Written instruction: Copy every entry exactly as given, minus the images.

Data shown start

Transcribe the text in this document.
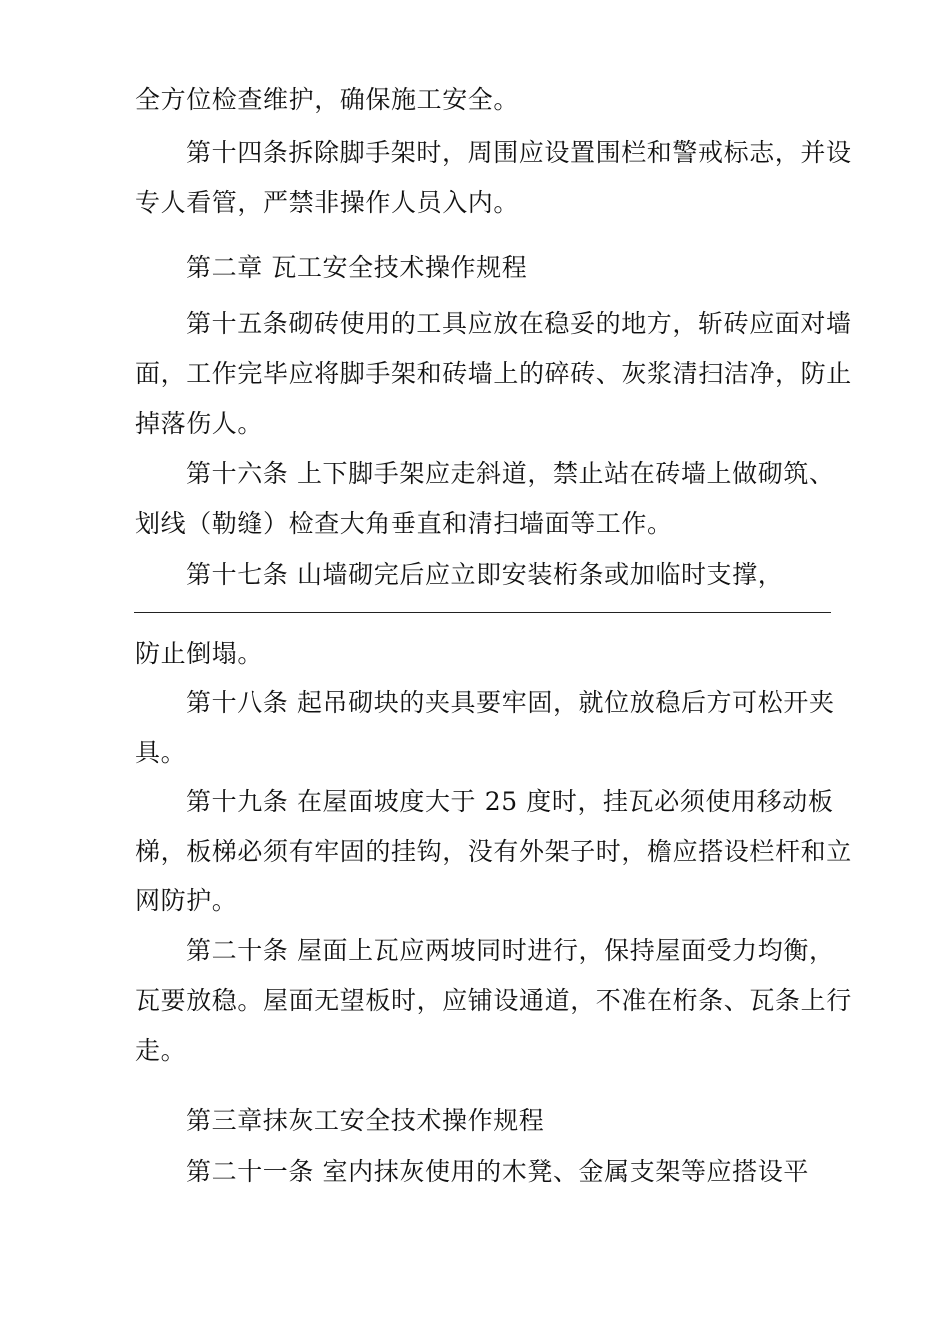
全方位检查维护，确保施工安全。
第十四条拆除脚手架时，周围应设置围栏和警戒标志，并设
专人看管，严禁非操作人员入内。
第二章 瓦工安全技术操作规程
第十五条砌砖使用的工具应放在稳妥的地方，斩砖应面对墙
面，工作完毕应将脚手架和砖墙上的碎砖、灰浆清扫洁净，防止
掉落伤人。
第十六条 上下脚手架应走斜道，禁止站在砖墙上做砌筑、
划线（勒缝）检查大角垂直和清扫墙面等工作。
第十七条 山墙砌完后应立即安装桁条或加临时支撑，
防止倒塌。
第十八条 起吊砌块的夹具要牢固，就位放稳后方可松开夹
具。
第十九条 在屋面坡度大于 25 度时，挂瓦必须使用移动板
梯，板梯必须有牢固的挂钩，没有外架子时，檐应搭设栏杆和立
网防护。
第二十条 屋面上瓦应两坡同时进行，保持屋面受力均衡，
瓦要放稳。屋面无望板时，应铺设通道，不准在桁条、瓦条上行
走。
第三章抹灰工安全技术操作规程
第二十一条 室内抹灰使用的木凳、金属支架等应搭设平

Data shown end

Task result:
Transcribe the text in this document.
全方位检查维护，确保施工安全。
第十四条拆除脚手架时，周围应设置围栏和警戒标志，并设
专人看管，严禁非操作人员入内。
第二章 瓦工安全技术操作规程
第十五条砌砖使用的工具应放在稳妥的地方，斩砖应面对墙
面，工作完毕应将脚手架和砖墙上的碎砖、灰浆清扫洁净，防止
掉落伤人。
第十六条 上下脚手架应走斜道，禁止站在砖墙上做砌筑、
划线（勒缝）检查大角垂直和清扫墙面等工作。
第十七条 山墙砌完后应立即安装桁条或加临时支撑，
防止倒塌。
第十八条 起吊砌块的夹具要牢固，就位放稳后方可松开夹
具。
第十九条 在屋面坡度大于 25 度时，挂瓦必须使用移动板
梯，板梯必须有牢固的挂钩，没有外架子时，檐应搭设栏杆和立
网防护。
第二十条 屋面上瓦应两坡同时进行，保持屋面受力均衡，
瓦要放稳。屋面无望板时，应铺设通道，不准在桁条、瓦条上行
走。
第三章抹灰工安全技术操作规程
第二十一条 室内抹灰使用的木凳、金属支架等应搭设平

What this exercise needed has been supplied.